SET TASK
You are to retype all of the data exactly as it appears.

RECORD SET
.....
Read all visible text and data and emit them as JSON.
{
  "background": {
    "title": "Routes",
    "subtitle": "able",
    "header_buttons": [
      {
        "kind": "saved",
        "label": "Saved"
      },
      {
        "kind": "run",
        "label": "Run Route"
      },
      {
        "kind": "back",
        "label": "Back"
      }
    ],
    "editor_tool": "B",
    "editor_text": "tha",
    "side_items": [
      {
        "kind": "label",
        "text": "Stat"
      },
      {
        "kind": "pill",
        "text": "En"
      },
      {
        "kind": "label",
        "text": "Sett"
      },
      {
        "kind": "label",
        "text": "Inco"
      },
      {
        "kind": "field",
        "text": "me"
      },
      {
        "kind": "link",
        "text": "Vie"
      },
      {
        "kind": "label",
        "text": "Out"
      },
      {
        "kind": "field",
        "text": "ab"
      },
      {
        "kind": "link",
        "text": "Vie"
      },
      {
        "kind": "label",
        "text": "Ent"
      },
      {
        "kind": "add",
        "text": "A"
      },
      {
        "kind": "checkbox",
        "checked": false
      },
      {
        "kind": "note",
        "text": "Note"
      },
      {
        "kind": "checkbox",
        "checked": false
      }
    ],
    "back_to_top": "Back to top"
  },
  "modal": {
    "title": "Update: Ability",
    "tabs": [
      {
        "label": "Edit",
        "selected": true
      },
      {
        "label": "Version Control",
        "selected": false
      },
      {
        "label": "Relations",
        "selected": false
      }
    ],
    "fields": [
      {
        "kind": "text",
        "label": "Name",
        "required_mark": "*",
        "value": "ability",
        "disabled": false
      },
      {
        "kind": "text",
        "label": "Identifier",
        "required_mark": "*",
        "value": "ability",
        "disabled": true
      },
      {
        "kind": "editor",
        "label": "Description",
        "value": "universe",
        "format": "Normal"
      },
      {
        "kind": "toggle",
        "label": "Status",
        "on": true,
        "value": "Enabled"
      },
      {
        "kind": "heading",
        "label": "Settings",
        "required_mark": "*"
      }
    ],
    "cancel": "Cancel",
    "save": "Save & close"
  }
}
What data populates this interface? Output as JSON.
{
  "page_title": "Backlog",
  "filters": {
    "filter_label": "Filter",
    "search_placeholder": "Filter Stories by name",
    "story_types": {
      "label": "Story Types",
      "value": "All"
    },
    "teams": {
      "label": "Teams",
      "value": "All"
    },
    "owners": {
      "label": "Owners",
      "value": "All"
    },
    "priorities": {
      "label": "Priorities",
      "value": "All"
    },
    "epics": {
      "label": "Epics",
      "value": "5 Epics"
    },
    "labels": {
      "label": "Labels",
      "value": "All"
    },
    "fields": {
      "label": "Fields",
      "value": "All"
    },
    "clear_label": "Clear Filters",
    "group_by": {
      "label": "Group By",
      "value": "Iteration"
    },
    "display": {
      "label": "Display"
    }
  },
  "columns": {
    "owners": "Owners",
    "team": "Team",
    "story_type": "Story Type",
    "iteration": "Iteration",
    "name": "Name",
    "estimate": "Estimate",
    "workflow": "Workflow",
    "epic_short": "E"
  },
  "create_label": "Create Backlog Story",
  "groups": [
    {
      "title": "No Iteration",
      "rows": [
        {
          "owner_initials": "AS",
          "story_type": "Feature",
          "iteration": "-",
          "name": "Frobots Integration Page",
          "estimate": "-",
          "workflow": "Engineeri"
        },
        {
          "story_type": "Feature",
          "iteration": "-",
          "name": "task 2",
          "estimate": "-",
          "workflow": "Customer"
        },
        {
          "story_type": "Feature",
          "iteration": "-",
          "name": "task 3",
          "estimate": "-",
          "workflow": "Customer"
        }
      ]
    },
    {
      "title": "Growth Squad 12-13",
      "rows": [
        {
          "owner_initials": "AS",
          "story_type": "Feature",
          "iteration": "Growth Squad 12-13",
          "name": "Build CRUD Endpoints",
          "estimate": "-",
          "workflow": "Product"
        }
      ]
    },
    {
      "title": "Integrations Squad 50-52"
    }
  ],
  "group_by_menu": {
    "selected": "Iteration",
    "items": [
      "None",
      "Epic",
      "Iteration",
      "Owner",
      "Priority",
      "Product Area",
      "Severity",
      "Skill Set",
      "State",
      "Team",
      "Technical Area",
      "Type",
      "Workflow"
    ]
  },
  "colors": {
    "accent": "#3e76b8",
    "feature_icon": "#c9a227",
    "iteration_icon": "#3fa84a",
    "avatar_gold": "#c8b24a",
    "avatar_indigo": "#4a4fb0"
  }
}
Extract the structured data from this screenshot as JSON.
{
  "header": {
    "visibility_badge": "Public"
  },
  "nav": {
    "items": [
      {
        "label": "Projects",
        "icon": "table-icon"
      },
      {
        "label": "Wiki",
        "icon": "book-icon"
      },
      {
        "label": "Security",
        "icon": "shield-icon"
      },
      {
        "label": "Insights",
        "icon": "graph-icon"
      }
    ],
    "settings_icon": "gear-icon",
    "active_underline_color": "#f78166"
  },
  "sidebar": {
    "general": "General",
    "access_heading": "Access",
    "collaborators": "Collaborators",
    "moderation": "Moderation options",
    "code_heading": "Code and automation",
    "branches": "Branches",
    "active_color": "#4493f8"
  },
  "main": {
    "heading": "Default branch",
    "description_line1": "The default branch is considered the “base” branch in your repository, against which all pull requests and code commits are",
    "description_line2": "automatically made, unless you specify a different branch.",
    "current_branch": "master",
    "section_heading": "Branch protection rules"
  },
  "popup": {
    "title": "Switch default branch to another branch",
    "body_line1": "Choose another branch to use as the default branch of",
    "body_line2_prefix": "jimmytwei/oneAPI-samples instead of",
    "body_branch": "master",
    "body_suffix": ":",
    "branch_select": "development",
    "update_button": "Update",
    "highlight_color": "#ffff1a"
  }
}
.....
EXERCISE ANSWER
Read all visible text and data and emit them as JSON.
{
  "background": {
    "title": "Routes",
    "subtitle": "able",
    "header_buttons": [
      {
        "kind": "saved",
        "label": "Saved"
      },
      {
        "kind": "run",
        "label": "Run Route"
      },
      {
        "kind": "back",
        "label": "Back"
      }
    ],
    "editor_tool": "B",
    "editor_text": "tha",
    "side_items": [
      {
        "kind": "label",
        "text": "Stat"
      },
      {
        "kind": "pill",
        "text": "En"
      },
      {
        "kind": "label",
        "text": "Sett"
      },
      {
        "kind": "label",
        "text": "Inco"
      },
      {
        "kind": "field",
        "text": "me"
      },
      {
        "kind": "link",
        "text": "Vie"
      },
      {
        "kind": "label",
        "text": "Out"
      },
      {
        "kind": "field",
        "text": "ab"
      },
      {
        "kind": "link",
        "text": "Vie"
      },
      {
        "kind": "label",
        "text": "Ent"
      },
      {
        "kind": "add",
        "text": "A"
      },
      {
        "kind": "checkbox",
        "checked": false
      },
      {
        "kind": "note",
        "text": "Note"
      },
      {
        "kind": "checkbox",
        "checked": false
      }
    ],
    "back_to_top": "Back to top"
  },
  "modal": {
    "title": "Update: Ability",
    "tabs": [
      {
        "label": "Edit",
        "selected": true
      },
      {
        "label": "Version Control",
        "selected": false
      },
      {
        "label": "Relations",
        "selected": false
      }
    ],
    "fields": [
      {
        "kind": "text",
        "label": "Name",
        "required_mark": "*",
        "value": "ability",
        "disabled": false
      },
      {
        "kind": "text",
        "label": "Identifier",
        "required_mark": "*",
        "value": "ability",
        "disabled": true
      },
      {
        "kind": "editor",
        "label": "Description",
        "value": "universe",
        "format": "Normal"
      },
      {
        "kind": "toggle",
        "label": "Status",
        "on": true,
        "value": "Enabled"
      },
      {
        "kind": "heading",
        "label": "Settings",
        "required_mark": "*"
      }
    ],
    "cancel": "Cancel",
    "save": "Save & close"
  }
}
What data populates this interface? Output as JSON.
{
  "page_title": "Backlog",
  "filters": {
    "filter_label": "Filter",
    "search_placeholder": "Filter Stories by name",
    "story_types": {
      "label": "Story Types",
      "value": "All"
    },
    "teams": {
      "label": "Teams",
      "value": "All"
    },
    "owners": {
      "label": "Owners",
      "value": "All"
    },
    "priorities": {
      "label": "Priorities",
      "value": "All"
    },
    "epics": {
      "label": "Epics",
      "value": "5 Epics"
    },
    "labels": {
      "label": "Labels",
      "value": "All"
    },
    "fields": {
      "label": "Fields",
      "value": "All"
    },
    "clear_label": "Clear Filters",
    "group_by": {
      "label": "Group By",
      "value": "Iteration"
    },
    "display": {
      "label": "Display"
    }
  },
  "columns": {
    "owners": "Owners",
    "team": "Team",
    "story_type": "Story Type",
    "iteration": "Iteration",
    "name": "Name",
    "estimate": "Estimate",
    "workflow": "Workflow",
    "epic_short": "E"
  },
  "create_label": "Create Backlog Story",
  "groups": [
    {
      "title": "No Iteration",
      "rows": [
        {
          "owner_initials": "AS",
          "story_type": "Feature",
          "iteration": "-",
          "name": "Frobots Integration Page",
          "estimate": "-",
          "workflow": "Engineeri"
        },
        {
          "story_type": "Feature",
          "iteration": "-",
          "name": "task 2",
          "estimate": "-",
          "workflow": "Customer"
        },
        {
          "story_type": "Feature",
          "iteration": "-",
          "name": "task 3",
          "estimate": "-",
          "workflow": "Customer"
        }
      ]
    },
    {
      "title": "Growth Squad 12-13",
      "rows": [
        {
          "owner_initials": "AS",
          "story_type": "Feature",
          "iteration": "Growth Squad 12-13",
          "name": "Build CRUD Endpoints",
          "estimate": "-",
          "workflow": "Product"
        }
      ]
    },
    {
      "title": "Integrations Squad 50-52"
    }
  ],
  "group_by_menu": {
    "selected": "Iteration",
    "items": [
      "None",
      "Epic",
      "Iteration",
      "Owner",
      "Priority",
      "Product Area",
      "Severity",
      "Skill Set",
      "State",
      "Team",
      "Technical Area",
      "Type",
      "Workflow"
    ]
  },
  "colors": {
    "accent": "#3e76b8",
    "feature_icon": "#c9a227",
    "iteration_icon": "#3fa84a",
    "avatar_gold": "#c8b24a",
    "avatar_indigo": "#4a4fb0"
  }
}
Extract the structured data from this screenshot as JSON.
{
  "header": {
    "visibility_badge": "Public"
  },
  "nav": {
    "items": [
      {
        "label": "Projects",
        "icon": "table-icon"
      },
      {
        "label": "Wiki",
        "icon": "book-icon"
      },
      {
        "label": "Security",
        "icon": "shield-icon"
      },
      {
        "label": "Insights",
        "icon": "graph-icon"
      }
    ],
    "settings_icon": "gear-icon",
    "active_underline_color": "#f78166"
  },
  "sidebar": {
    "general": "General",
    "access_heading": "Access",
    "collaborators": "Collaborators",
    "moderation": "Moderation options",
    "code_heading": "Code and automation",
    "branches": "Branches",
    "active_color": "#4493f8"
  },
  "main": {
    "heading": "Default branch",
    "description_line1": "The default branch is considered the “base” branch in your repository, against which all pull requests and code commits are",
    "description_line2": "automatically made, unless you specify a different branch.",
    "current_branch": "master",
    "section_heading": "Branch protection rules"
  },
  "popup": {
    "title": "Switch default branch to another branch",
    "body_line1": "Choose another branch to use as the default branch of",
    "body_line2_prefix": "jimmytwei/oneAPI-samples instead of",
    "body_branch": "master",
    "body_suffix": ":",
    "branch_select": "development",
    "update_button": "Update",
    "highlight_color": "#ffff1a"
  }
}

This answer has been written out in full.